**Stated problem**: Select the lines of the records containing the word "JSON" and list them.

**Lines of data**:
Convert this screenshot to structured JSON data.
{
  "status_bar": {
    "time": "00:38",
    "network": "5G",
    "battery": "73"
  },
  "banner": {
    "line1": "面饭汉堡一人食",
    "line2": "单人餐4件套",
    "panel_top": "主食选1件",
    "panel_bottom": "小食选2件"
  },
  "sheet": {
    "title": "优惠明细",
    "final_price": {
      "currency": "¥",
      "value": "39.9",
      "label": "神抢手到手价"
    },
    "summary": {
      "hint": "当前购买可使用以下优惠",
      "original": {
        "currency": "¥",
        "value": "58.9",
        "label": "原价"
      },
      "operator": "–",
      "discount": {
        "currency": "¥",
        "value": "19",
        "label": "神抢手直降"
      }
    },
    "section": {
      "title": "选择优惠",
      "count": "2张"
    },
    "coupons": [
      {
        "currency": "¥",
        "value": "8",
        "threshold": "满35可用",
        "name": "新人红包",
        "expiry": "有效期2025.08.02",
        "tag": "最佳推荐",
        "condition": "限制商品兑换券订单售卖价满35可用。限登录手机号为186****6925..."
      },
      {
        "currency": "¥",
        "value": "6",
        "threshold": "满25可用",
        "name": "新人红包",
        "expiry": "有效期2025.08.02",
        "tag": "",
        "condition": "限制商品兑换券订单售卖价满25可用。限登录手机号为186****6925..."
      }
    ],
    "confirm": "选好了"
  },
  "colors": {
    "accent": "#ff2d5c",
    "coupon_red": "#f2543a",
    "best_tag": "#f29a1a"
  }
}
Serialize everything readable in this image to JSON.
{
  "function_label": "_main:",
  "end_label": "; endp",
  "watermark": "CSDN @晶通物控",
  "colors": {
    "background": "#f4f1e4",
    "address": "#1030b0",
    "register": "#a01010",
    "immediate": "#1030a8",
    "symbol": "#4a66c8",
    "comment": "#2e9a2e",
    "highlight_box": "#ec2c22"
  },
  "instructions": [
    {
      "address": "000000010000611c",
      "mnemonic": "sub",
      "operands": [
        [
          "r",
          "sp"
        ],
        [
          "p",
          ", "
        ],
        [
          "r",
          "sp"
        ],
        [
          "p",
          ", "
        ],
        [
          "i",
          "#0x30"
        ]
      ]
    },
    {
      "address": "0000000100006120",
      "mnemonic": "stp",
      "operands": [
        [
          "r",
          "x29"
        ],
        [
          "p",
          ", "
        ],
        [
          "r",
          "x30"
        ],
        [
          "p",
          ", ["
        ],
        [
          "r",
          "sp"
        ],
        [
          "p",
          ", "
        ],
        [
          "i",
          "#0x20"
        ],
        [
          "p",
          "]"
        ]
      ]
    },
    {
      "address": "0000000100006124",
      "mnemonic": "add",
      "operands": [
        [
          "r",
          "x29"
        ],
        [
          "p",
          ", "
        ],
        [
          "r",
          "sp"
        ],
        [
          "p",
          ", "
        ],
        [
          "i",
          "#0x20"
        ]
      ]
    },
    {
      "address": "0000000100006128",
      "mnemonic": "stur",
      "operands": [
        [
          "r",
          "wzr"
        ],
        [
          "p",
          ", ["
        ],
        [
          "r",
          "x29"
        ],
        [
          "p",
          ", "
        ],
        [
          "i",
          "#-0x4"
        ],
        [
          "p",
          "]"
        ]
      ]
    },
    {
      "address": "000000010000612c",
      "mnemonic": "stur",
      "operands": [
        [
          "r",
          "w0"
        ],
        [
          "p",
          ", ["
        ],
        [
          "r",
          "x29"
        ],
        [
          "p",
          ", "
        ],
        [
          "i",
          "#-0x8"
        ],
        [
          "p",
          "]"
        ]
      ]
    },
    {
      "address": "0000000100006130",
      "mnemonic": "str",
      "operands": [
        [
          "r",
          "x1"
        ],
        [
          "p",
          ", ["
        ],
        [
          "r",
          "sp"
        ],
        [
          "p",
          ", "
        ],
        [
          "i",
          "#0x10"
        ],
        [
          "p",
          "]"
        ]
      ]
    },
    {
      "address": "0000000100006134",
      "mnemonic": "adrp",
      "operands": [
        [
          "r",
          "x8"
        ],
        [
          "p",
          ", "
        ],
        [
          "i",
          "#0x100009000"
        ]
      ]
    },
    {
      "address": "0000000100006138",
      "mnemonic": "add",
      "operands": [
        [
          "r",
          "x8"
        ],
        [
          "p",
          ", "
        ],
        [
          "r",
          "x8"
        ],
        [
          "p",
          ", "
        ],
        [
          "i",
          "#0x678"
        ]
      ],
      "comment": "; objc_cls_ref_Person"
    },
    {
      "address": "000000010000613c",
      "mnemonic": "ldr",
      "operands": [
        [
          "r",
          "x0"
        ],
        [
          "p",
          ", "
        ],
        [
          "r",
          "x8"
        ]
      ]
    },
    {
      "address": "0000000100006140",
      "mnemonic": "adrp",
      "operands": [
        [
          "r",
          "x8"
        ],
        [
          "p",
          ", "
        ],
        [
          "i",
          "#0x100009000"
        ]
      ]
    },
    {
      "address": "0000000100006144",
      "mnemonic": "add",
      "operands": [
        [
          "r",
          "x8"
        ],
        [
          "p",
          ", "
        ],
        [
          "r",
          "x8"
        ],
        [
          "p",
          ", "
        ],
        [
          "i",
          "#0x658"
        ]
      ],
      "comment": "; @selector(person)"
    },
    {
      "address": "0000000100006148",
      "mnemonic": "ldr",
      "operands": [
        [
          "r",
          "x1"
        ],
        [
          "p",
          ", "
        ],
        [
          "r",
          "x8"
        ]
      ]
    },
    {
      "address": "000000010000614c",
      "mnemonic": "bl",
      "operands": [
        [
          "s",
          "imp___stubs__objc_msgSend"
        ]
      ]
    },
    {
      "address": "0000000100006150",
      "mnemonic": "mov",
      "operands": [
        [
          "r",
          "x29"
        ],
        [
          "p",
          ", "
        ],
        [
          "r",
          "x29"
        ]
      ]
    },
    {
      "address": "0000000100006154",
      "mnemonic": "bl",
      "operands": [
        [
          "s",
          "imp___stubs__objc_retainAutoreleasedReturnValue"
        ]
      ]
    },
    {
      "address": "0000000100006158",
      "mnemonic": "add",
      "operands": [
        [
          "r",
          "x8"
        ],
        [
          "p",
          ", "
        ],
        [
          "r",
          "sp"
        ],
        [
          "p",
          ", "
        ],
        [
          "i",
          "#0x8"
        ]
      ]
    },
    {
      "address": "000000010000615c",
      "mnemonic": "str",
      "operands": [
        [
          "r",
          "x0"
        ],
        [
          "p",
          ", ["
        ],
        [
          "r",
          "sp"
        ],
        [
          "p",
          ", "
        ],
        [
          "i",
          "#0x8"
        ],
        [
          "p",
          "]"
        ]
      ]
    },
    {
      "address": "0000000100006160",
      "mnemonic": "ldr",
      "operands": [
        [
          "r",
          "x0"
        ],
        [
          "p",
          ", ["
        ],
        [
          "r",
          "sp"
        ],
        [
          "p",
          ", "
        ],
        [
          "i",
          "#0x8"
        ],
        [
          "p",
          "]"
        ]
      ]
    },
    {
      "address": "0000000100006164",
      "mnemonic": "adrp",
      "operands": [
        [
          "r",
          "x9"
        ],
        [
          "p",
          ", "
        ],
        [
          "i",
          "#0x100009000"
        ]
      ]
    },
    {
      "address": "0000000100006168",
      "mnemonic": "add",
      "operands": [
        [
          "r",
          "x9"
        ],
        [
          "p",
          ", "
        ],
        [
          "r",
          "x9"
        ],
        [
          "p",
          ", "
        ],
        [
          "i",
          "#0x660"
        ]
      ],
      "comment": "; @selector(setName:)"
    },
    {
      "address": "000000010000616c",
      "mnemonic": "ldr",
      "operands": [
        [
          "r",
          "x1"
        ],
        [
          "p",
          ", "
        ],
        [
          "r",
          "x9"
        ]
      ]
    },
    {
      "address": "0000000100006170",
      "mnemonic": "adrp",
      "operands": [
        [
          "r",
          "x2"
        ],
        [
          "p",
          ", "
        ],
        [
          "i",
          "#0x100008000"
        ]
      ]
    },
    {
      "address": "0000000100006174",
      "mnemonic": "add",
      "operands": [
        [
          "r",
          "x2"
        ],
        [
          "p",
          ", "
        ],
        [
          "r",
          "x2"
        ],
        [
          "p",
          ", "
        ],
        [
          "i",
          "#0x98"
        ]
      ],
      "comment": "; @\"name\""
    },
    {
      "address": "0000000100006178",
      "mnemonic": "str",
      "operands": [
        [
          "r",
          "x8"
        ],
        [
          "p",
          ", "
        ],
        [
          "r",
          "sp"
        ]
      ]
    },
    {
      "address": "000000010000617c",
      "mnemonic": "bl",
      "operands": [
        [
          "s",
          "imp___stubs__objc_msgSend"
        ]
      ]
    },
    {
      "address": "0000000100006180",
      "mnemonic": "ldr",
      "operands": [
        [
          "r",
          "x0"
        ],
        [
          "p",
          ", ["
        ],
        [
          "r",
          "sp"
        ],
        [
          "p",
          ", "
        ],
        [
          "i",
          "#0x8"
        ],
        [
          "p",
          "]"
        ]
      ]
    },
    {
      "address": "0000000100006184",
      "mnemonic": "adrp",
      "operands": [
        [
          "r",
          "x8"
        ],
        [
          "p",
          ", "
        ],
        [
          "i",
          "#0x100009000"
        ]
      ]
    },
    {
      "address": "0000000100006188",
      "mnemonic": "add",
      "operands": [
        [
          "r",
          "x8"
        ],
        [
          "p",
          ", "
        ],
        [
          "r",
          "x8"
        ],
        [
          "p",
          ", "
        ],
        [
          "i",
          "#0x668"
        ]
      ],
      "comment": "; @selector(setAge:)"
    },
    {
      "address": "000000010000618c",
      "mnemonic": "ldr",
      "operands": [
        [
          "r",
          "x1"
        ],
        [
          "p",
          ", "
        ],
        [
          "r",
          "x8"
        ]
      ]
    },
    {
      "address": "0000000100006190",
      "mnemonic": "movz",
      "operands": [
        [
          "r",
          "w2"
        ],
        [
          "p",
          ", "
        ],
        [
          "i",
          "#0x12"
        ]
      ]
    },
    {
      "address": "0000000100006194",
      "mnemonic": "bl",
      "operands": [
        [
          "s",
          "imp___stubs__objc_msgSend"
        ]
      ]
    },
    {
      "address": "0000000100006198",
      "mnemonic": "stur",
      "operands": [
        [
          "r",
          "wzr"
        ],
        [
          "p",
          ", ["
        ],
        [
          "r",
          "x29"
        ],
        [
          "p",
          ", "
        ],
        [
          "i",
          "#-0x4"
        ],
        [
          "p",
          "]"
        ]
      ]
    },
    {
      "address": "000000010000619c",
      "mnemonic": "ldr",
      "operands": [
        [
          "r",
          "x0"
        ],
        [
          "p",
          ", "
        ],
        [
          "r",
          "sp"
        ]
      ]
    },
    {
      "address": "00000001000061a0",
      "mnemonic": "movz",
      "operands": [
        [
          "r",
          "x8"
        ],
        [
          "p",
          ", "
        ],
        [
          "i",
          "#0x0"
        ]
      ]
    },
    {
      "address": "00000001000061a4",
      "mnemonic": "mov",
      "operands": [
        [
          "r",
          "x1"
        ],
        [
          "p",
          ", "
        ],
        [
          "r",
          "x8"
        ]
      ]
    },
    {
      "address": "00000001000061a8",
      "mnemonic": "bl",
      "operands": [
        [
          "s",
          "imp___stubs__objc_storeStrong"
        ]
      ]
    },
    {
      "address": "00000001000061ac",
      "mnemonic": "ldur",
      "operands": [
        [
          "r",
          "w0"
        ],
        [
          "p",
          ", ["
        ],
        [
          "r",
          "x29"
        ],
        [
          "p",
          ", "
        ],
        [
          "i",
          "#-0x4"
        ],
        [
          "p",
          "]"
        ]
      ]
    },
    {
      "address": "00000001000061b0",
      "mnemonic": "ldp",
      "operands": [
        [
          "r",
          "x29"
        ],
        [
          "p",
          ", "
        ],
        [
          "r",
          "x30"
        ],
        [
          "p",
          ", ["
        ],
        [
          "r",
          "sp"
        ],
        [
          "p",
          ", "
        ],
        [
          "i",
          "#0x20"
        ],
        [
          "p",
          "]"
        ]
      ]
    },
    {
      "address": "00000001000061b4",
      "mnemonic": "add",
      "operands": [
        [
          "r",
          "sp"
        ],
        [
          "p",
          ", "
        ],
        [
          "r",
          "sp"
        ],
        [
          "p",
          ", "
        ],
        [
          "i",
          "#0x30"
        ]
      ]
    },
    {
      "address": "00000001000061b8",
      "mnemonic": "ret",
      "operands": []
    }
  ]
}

**Worked solution**:
Convert this screenshot to structured JSON data.
Serialize everything readable in this image to JSON.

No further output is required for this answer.